** Exercise brief **
Would you pull out every line of the material that contains the string "this"?

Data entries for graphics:
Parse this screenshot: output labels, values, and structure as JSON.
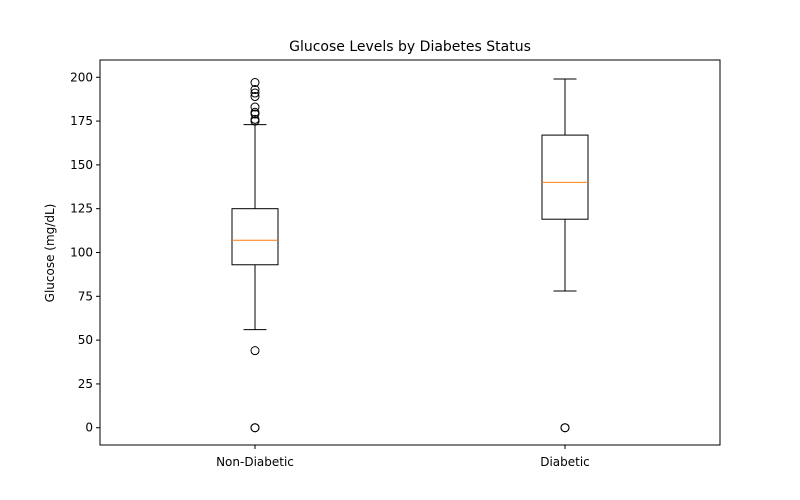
{
  "chart_data": {
    "type": "box",
    "title": "Glucose Levels by Diabetes Status",
    "xlabel": "",
    "ylabel": "Glucose (mg/dL)",
    "ylim": [
      -9.85,
      209.85
    ],
    "yticks": [
      0,
      25,
      50,
      75,
      100,
      125,
      150,
      175,
      200
    ],
    "categories": [
      "Non-Diabetic",
      "Diabetic"
    ],
    "boxes": [
      {
        "category": "Non-Diabetic",
        "whisker_low": 56,
        "q1": 93,
        "median": 107,
        "q3": 125,
        "whisker_high": 173,
        "outliers": [
          0,
          0,
          44,
          175,
          176,
          179,
          180,
          183,
          189,
          191,
          193,
          197
        ]
      },
      {
        "category": "Diabetic",
        "whisker_low": 78,
        "q1": 119,
        "median": 140,
        "q3": 167,
        "whisker_high": 199,
        "outliers": [
          0,
          0
        ]
      }
    ],
    "grid": false,
    "colors": {
      "box": "#000000",
      "median": "#ff7f0e",
      "flier": "#000000"
    }
  }
}
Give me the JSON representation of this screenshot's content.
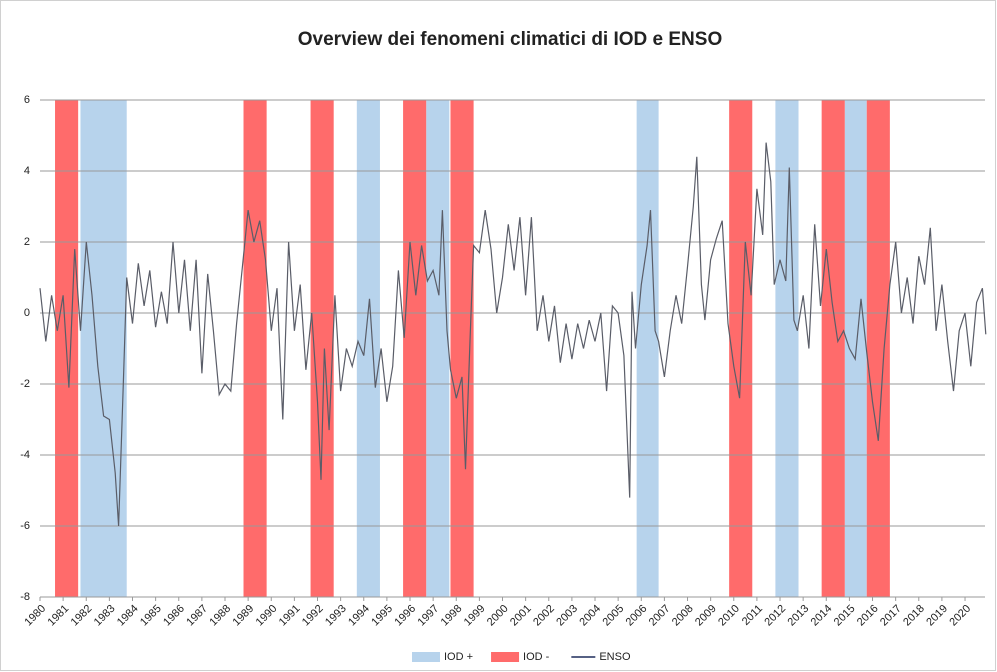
{
  "chart_data": {
    "type": "line",
    "title": "Overview dei fenomeni climatici di IOD e ENSO",
    "xlim": [
      1980,
      2020.95
    ],
    "xticks": [
      1980,
      1981,
      1982,
      1983,
      1984,
      1985,
      1986,
      1987,
      1988,
      1989,
      1990,
      1991,
      1992,
      1993,
      1994,
      1995,
      1996,
      1997,
      1998,
      1999,
      2000,
      2001,
      2002,
      2003,
      2004,
      2005,
      2006,
      2007,
      2008,
      2009,
      2010,
      2011,
      2012,
      2013,
      2014,
      2015,
      2016,
      2017,
      2018,
      2019,
      2020
    ],
    "ylim": [
      -8,
      6
    ],
    "yticks": [
      -8,
      -6,
      -4,
      -2,
      0,
      2,
      4,
      6
    ],
    "grid": true,
    "legend": "bottom",
    "bands": [
      {
        "name": "IOD +",
        "color": "#b7d3ec",
        "periods": [
          [
            1981.75,
            1983.75
          ],
          [
            1993.7,
            1994.7
          ],
          [
            1996.7,
            1997.7
          ],
          [
            2005.8,
            2006.75
          ],
          [
            2011.8,
            2012.8
          ],
          [
            2014.8,
            2015.75
          ]
        ]
      },
      {
        "name": "IOD -",
        "color": "#ff6b6b",
        "periods": [
          [
            1980.65,
            1981.65
          ],
          [
            1988.8,
            1989.8
          ],
          [
            1991.7,
            1992.7
          ],
          [
            1995.7,
            1996.7
          ],
          [
            1997.75,
            1998.75
          ],
          [
            2009.8,
            2010.8
          ],
          [
            2013.8,
            2014.8
          ],
          [
            2015.75,
            2016.75
          ]
        ]
      }
    ],
    "series": [
      {
        "name": "ENSO",
        "color": "#5a5d68",
        "x": [
          1980,
          1980.25,
          1980.5,
          1980.75,
          1981,
          1981.25,
          1981.5,
          1981.75,
          1982,
          1982.25,
          1982.5,
          1982.75,
          1983,
          1983.25,
          1983.4,
          1983.6,
          1983.75,
          1984,
          1984.25,
          1984.5,
          1984.75,
          1985,
          1985.25,
          1985.5,
          1985.75,
          1986,
          1986.25,
          1986.5,
          1986.75,
          1987,
          1987.25,
          1987.5,
          1987.75,
          1988,
          1988.25,
          1988.5,
          1988.75,
          1989,
          1989.25,
          1989.5,
          1989.75,
          1990,
          1990.25,
          1990.5,
          1990.75,
          1991,
          1991.25,
          1991.5,
          1991.75,
          1992,
          1992.15,
          1992.3,
          1992.5,
          1992.75,
          1993,
          1993.25,
          1993.5,
          1993.75,
          1994,
          1994.25,
          1994.5,
          1994.75,
          1995,
          1995.25,
          1995.5,
          1995.75,
          1996,
          1996.25,
          1996.5,
          1996.75,
          1997,
          1997.25,
          1997.4,
          1997.6,
          1997.75,
          1998,
          1998.25,
          1998.4,
          1998.6,
          1998.75,
          1999,
          1999.25,
          1999.5,
          1999.75,
          2000,
          2000.25,
          2000.5,
          2000.75,
          2001,
          2001.25,
          2001.5,
          2001.75,
          2002,
          2002.25,
          2002.5,
          2002.75,
          2003,
          2003.25,
          2003.5,
          2003.75,
          2004,
          2004.25,
          2004.5,
          2004.75,
          2005,
          2005.25,
          2005.5,
          2005.6,
          2005.75,
          2006,
          2006.25,
          2006.4,
          2006.6,
          2006.75,
          2007,
          2007.25,
          2007.5,
          2007.75,
          2008,
          2008.25,
          2008.4,
          2008.6,
          2008.75,
          2009,
          2009.25,
          2009.5,
          2009.75,
          2010,
          2010.25,
          2010.5,
          2010.75,
          2011,
          2011.25,
          2011.4,
          2011.6,
          2011.75,
          2012,
          2012.25,
          2012.4,
          2012.6,
          2012.75,
          2013,
          2013.25,
          2013.5,
          2013.75,
          2014,
          2014.25,
          2014.5,
          2014.75,
          2015,
          2015.25,
          2015.5,
          2015.75,
          2016,
          2016.25,
          2016.5,
          2016.75,
          2017,
          2017.25,
          2017.5,
          2017.75,
          2018,
          2018.25,
          2018.5,
          2018.75,
          2019,
          2019.25,
          2019.5,
          2019.75,
          2020,
          2020.25,
          2020.5,
          2020.75,
          2020.9
        ],
        "values": [
          0.7,
          -0.8,
          0.5,
          -0.5,
          0.5,
          -2.1,
          1.8,
          -0.5,
          2.0,
          0.5,
          -1.5,
          -2.9,
          -3.0,
          -4.5,
          -6.0,
          -2.0,
          1.0,
          -0.3,
          1.4,
          0.2,
          1.2,
          -0.4,
          0.6,
          -0.3,
          2.0,
          0.0,
          1.5,
          -0.5,
          1.5,
          -1.7,
          1.1,
          -0.5,
          -2.3,
          -2.0,
          -2.2,
          -0.3,
          1.3,
          2.9,
          2.0,
          2.6,
          1.5,
          -0.5,
          0.7,
          -3.0,
          2.0,
          -0.5,
          0.8,
          -1.6,
          0.0,
          -2.5,
          -4.7,
          -1.0,
          -3.3,
          0.5,
          -2.2,
          -1.0,
          -1.5,
          -0.8,
          -1.2,
          0.4,
          -2.1,
          -1.0,
          -2.5,
          -1.5,
          1.2,
          -0.7,
          2.0,
          0.5,
          1.9,
          0.9,
          1.2,
          0.5,
          2.9,
          -0.5,
          -1.6,
          -2.4,
          -1.8,
          -4.4,
          -0.7,
          1.9,
          1.7,
          2.9,
          1.8,
          0.0,
          1.0,
          2.5,
          1.2,
          2.7,
          0.5,
          2.7,
          -0.5,
          0.5,
          -0.8,
          0.2,
          -1.4,
          -0.3,
          -1.3,
          -0.3,
          -1.0,
          -0.2,
          -0.8,
          0.0,
          -2.2,
          0.2,
          0.0,
          -1.2,
          -5.2,
          0.6,
          -1.0,
          0.8,
          1.9,
          2.9,
          -0.5,
          -0.8,
          -1.8,
          -0.5,
          0.5,
          -0.3,
          1.3,
          3.0,
          4.4,
          0.8,
          -0.2,
          1.5,
          2.1,
          2.6,
          -0.3,
          -1.5,
          -2.4,
          2.0,
          0.5,
          3.5,
          2.2,
          4.8,
          3.7,
          0.8,
          1.5,
          0.9,
          4.1,
          -0.2,
          -0.5,
          0.5,
          -1.0,
          2.5,
          0.2,
          1.8,
          0.3,
          -0.8,
          -0.5,
          -1.0,
          -1.3,
          0.4,
          -1.1,
          -2.5,
          -3.6,
          -1.0,
          0.8,
          2.0,
          0.0,
          1.0,
          -0.3,
          1.6,
          0.8,
          2.4,
          -0.5,
          0.8,
          -0.8,
          -2.2,
          -0.5,
          0.0,
          -1.5,
          0.3,
          0.7,
          -0.6
        ]
      }
    ]
  }
}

** The answer **
Parse this screenshot: output labels, values, and structure as JSON.
Give me the JSON representation of this screenshot's content.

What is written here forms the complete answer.